→ Your objective:
From the listing below, pull out all lines with "Bedingungen" in them.

→ Recorded information:
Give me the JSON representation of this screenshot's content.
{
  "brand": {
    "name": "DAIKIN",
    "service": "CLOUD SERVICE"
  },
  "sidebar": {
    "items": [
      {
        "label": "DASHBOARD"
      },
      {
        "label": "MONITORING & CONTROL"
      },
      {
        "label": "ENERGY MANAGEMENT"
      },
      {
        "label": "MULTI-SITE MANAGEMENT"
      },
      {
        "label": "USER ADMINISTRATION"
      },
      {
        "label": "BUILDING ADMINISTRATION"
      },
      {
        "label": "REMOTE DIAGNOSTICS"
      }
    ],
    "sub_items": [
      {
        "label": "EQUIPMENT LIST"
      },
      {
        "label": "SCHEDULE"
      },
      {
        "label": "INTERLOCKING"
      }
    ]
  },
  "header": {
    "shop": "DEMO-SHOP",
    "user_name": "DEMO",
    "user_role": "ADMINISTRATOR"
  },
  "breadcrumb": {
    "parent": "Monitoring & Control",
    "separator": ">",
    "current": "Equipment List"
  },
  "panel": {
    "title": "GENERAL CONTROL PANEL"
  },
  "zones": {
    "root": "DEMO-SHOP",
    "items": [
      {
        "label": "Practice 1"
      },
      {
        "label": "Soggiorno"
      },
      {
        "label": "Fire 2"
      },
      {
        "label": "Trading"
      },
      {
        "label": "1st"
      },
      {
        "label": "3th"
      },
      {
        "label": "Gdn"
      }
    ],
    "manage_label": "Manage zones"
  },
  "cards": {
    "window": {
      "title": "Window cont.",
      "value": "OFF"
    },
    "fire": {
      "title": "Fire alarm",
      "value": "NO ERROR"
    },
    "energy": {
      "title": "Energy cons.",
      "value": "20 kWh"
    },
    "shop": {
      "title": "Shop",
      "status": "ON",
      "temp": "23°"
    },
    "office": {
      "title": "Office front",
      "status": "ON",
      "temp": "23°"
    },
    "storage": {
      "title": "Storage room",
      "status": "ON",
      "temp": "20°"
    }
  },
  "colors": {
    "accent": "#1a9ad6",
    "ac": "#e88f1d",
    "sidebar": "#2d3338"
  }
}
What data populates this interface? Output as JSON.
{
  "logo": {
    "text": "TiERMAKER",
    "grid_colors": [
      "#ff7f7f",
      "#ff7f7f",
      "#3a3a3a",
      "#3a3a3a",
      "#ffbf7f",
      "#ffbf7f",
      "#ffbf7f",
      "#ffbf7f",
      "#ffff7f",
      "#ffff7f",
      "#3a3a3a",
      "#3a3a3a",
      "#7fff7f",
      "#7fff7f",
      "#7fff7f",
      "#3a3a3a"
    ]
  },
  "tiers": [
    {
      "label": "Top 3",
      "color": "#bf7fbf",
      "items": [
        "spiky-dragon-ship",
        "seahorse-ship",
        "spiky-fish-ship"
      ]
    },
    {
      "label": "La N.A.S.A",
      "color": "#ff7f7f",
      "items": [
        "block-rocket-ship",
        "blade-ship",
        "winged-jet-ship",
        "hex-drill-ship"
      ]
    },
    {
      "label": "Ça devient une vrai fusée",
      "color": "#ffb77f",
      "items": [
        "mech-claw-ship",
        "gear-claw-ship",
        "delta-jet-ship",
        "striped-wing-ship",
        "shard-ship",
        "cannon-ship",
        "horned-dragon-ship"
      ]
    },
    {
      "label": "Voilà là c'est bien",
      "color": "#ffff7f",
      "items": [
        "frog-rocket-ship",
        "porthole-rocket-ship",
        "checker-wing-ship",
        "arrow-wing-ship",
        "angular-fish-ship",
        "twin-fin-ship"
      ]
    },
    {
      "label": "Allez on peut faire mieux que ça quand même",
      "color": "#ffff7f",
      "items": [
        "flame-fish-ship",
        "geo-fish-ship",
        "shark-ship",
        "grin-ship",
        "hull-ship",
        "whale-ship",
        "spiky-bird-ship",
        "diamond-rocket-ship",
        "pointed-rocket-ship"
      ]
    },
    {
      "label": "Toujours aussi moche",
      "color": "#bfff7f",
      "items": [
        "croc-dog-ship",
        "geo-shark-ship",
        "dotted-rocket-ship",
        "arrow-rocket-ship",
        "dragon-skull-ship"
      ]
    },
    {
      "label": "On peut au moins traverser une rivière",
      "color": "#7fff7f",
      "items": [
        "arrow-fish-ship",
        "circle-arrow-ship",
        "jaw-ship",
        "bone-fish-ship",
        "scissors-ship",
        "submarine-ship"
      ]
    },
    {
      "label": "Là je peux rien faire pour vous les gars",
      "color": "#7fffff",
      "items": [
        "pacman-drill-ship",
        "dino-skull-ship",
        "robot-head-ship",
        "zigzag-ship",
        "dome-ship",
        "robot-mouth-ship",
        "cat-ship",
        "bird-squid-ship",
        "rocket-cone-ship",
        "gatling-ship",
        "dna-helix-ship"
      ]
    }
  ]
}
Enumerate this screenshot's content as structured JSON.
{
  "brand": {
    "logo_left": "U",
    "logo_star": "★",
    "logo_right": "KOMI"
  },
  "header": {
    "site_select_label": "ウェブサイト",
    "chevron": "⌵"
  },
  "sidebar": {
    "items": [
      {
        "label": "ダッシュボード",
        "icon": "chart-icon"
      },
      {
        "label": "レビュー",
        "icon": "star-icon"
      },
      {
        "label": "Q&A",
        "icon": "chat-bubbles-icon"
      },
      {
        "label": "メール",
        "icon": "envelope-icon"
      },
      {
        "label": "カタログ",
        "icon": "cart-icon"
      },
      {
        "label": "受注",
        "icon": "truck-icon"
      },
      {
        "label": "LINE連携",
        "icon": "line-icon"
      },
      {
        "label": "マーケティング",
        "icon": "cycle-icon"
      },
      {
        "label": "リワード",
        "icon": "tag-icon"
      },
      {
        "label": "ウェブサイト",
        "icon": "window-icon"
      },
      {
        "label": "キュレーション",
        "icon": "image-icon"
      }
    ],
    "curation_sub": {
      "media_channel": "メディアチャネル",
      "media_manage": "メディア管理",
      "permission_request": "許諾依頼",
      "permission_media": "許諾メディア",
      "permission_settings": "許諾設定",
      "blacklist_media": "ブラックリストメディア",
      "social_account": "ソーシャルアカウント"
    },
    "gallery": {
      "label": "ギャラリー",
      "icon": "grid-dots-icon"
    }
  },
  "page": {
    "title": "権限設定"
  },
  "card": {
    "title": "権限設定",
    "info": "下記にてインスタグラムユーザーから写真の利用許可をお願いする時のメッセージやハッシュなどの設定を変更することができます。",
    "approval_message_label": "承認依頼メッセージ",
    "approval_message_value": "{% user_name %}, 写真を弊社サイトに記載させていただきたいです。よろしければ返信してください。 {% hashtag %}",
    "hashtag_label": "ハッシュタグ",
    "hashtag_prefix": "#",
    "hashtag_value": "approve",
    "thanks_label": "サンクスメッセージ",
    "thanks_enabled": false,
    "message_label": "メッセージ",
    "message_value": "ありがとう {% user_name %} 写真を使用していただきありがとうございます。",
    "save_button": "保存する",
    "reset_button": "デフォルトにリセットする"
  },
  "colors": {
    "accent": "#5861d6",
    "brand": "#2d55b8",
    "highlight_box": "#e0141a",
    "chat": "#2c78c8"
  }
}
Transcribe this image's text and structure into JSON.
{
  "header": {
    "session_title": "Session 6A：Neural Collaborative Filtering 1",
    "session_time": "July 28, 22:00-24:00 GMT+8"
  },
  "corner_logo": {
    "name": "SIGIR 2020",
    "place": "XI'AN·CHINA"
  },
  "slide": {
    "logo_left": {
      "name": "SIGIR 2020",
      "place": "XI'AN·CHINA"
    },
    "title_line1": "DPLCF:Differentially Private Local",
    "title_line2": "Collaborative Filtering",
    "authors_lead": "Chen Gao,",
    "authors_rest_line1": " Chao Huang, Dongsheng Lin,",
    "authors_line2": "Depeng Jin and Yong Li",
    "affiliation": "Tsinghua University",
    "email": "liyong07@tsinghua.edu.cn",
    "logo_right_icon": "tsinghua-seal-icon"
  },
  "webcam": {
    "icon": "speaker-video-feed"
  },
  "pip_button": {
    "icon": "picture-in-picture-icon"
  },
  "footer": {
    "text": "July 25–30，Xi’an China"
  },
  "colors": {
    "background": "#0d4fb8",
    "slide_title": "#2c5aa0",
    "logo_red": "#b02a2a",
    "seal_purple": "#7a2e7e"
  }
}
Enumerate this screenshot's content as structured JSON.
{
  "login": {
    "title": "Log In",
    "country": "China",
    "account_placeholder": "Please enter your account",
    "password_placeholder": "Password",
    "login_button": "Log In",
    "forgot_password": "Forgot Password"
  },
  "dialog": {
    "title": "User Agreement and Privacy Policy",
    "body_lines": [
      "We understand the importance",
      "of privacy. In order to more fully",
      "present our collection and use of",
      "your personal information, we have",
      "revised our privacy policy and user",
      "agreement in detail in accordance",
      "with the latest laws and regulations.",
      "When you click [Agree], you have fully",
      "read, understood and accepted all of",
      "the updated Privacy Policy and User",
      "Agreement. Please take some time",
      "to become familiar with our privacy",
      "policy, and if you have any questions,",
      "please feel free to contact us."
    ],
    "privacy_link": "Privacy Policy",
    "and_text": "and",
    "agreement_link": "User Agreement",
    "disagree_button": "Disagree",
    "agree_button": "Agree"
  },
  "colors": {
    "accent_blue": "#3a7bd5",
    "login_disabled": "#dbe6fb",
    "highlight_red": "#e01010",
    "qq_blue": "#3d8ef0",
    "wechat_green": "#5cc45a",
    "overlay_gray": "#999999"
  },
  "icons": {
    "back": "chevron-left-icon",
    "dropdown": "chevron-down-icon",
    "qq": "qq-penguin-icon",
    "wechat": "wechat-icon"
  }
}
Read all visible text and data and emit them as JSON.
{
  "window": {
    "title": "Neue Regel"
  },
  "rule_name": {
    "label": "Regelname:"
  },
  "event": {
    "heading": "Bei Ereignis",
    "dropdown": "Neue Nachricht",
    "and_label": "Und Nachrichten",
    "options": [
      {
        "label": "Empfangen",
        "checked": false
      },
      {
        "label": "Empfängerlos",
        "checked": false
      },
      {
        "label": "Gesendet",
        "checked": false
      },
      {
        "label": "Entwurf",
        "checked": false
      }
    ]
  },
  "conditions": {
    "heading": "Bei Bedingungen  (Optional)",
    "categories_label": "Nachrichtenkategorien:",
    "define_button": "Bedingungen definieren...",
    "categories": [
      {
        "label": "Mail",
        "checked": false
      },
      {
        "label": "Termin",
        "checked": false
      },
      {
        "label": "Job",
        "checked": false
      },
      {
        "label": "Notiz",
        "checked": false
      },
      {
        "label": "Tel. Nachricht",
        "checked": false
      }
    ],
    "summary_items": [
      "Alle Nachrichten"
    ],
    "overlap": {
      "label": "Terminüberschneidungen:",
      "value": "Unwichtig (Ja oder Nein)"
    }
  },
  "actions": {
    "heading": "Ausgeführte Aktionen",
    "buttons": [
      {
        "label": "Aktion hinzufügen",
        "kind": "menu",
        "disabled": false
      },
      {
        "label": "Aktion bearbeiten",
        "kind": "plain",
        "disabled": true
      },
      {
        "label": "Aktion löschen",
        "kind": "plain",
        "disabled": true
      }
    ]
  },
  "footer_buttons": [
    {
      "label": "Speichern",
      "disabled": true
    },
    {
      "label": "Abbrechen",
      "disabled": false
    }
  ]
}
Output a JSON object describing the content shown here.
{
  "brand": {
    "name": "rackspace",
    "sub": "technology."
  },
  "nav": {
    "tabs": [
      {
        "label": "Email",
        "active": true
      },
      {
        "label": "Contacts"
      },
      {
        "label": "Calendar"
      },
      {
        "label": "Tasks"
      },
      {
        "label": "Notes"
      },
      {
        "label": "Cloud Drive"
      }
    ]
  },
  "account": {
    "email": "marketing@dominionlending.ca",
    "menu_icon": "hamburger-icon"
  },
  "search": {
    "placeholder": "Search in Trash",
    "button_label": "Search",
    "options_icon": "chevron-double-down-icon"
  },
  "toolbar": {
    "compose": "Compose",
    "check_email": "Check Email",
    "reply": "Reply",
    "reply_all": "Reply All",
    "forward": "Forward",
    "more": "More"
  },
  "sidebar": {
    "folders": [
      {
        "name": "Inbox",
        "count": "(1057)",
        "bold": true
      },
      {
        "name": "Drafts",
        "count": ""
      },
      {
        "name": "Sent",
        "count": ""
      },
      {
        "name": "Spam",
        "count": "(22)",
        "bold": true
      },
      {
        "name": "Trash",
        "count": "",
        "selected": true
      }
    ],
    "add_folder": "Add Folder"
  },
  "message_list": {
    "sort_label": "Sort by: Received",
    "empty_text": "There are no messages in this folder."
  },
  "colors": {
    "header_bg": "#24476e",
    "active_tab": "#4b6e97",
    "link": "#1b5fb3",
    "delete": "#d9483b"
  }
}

→ Answer to the exercise:
    "heading": "Bei Bedingungen  (Optional)",
    "define_button": "Bedingungen definieren...",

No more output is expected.